- [Challenge] Return all the entries exactly, keeping pictures out.
--- Begin Records shown ---
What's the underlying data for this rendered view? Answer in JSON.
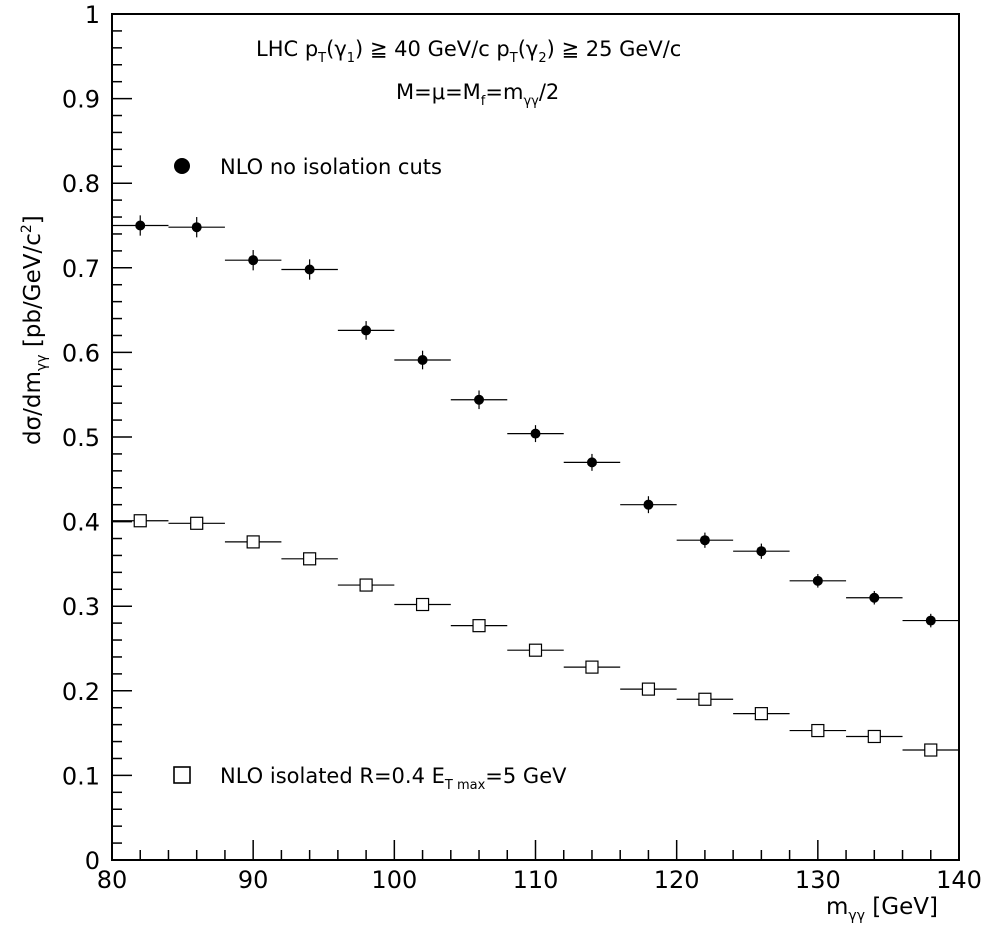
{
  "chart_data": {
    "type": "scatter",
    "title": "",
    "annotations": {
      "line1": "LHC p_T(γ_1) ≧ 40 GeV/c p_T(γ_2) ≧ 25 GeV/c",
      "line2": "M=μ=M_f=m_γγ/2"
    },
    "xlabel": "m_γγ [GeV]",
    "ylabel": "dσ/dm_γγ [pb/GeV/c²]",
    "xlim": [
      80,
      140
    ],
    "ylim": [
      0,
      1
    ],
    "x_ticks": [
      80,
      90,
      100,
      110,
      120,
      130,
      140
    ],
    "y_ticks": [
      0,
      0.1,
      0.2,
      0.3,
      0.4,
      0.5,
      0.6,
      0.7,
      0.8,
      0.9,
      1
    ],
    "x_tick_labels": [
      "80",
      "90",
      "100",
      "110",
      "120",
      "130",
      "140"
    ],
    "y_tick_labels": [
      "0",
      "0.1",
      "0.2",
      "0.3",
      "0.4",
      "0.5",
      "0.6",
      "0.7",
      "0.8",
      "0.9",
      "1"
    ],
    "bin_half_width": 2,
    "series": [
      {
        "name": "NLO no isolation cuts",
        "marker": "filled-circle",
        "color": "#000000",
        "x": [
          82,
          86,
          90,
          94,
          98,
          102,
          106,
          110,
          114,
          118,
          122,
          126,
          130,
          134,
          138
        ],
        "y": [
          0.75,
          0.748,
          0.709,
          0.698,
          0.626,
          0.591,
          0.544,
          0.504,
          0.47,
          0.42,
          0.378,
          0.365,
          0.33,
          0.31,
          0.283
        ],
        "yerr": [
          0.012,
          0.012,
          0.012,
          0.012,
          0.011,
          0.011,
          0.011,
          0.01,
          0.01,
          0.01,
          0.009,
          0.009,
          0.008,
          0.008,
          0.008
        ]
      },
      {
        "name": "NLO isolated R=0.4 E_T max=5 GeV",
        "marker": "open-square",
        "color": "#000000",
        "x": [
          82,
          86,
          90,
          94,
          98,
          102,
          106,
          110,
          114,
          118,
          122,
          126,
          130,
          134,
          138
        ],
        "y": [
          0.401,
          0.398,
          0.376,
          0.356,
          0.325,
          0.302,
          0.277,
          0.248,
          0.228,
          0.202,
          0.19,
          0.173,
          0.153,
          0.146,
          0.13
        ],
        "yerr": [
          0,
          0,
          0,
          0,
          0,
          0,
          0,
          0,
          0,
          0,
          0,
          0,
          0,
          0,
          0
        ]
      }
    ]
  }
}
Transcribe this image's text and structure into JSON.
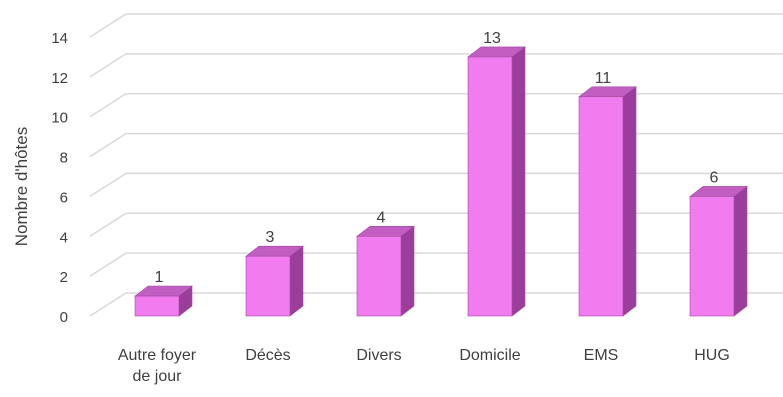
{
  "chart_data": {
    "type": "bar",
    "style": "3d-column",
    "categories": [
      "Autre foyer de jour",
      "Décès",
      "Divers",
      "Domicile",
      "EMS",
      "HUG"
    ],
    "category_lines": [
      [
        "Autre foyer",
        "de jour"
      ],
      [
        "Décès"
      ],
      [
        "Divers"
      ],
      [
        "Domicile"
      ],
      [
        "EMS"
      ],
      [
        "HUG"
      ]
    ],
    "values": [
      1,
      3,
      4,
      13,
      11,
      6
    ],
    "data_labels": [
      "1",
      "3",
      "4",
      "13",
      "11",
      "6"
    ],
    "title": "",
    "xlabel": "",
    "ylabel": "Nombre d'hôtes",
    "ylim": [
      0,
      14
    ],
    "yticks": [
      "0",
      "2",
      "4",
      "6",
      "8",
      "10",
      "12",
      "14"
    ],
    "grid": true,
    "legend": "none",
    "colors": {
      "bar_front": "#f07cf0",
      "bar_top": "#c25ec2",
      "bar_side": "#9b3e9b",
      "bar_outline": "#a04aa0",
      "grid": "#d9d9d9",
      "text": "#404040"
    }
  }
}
--- End Records shown ---
- [Solution below]
What's the underlying data for this rendered view? Answer in JSON.
{
  "chart_data": {
    "type": "scatter",
    "title": "",
    "annotations": {
      "line1": "LHC p_T(γ_1) ≧ 40 GeV/c p_T(γ_2) ≧ 25 GeV/c",
      "line2": "M=μ=M_f=m_γγ/2"
    },
    "xlabel": "m_γγ [GeV]",
    "ylabel": "dσ/dm_γγ [pb/GeV/c²]",
    "xlim": [
      80,
      140
    ],
    "ylim": [
      0,
      1
    ],
    "x_ticks": [
      80,
      90,
      100,
      110,
      120,
      130,
      140
    ],
    "y_ticks": [
      0,
      0.1,
      0.2,
      0.3,
      0.4,
      0.5,
      0.6,
      0.7,
      0.8,
      0.9,
      1
    ],
    "x_tick_labels": [
      "80",
      "90",
      "100",
      "110",
      "120",
      "130",
      "140"
    ],
    "y_tick_labels": [
      "0",
      "0.1",
      "0.2",
      "0.3",
      "0.4",
      "0.5",
      "0.6",
      "0.7",
      "0.8",
      "0.9",
      "1"
    ],
    "bin_half_width": 2,
    "series": [
      {
        "name": "NLO no isolation cuts",
        "marker": "filled-circle",
        "color": "#000000",
        "x": [
          82,
          86,
          90,
          94,
          98,
          102,
          106,
          110,
          114,
          118,
          122,
          126,
          130,
          134,
          138
        ],
        "y": [
          0.75,
          0.748,
          0.709,
          0.698,
          0.626,
          0.591,
          0.544,
          0.504,
          0.47,
          0.42,
          0.378,
          0.365,
          0.33,
          0.31,
          0.283
        ],
        "yerr": [
          0.012,
          0.012,
          0.012,
          0.012,
          0.011,
          0.011,
          0.011,
          0.01,
          0.01,
          0.01,
          0.009,
          0.009,
          0.008,
          0.008,
          0.008
        ]
      },
      {
        "name": "NLO isolated R=0.4 E_T max=5 GeV",
        "marker": "open-square",
        "color": "#000000",
        "x": [
          82,
          86,
          90,
          94,
          98,
          102,
          106,
          110,
          114,
          118,
          122,
          126,
          130,
          134,
          138
        ],
        "y": [
          0.401,
          0.398,
          0.376,
          0.356,
          0.325,
          0.302,
          0.277,
          0.248,
          0.228,
          0.202,
          0.19,
          0.173,
          0.153,
          0.146,
          0.13
        ],
        "yerr": [
          0,
          0,
          0,
          0,
          0,
          0,
          0,
          0,
          0,
          0,
          0,
          0,
          0,
          0,
          0
        ]
      }
    ]
  }
}
Transcribe this image's text and structure into JSON.
{
  "chart_data": {
    "type": "bar",
    "style": "3d-column",
    "categories": [
      "Autre foyer de jour",
      "Décès",
      "Divers",
      "Domicile",
      "EMS",
      "HUG"
    ],
    "category_lines": [
      [
        "Autre foyer",
        "de jour"
      ],
      [
        "Décès"
      ],
      [
        "Divers"
      ],
      [
        "Domicile"
      ],
      [
        "EMS"
      ],
      [
        "HUG"
      ]
    ],
    "values": [
      1,
      3,
      4,
      13,
      11,
      6
    ],
    "data_labels": [
      "1",
      "3",
      "4",
      "13",
      "11",
      "6"
    ],
    "title": "",
    "xlabel": "",
    "ylabel": "Nombre d'hôtes",
    "ylim": [
      0,
      14
    ],
    "yticks": [
      "0",
      "2",
      "4",
      "6",
      "8",
      "10",
      "12",
      "14"
    ],
    "grid": true,
    "legend": "none",
    "colors": {
      "bar_front": "#f07cf0",
      "bar_top": "#c25ec2",
      "bar_side": "#9b3e9b",
      "bar_outline": "#a04aa0",
      "grid": "#d9d9d9",
      "text": "#404040"
    }
  }
}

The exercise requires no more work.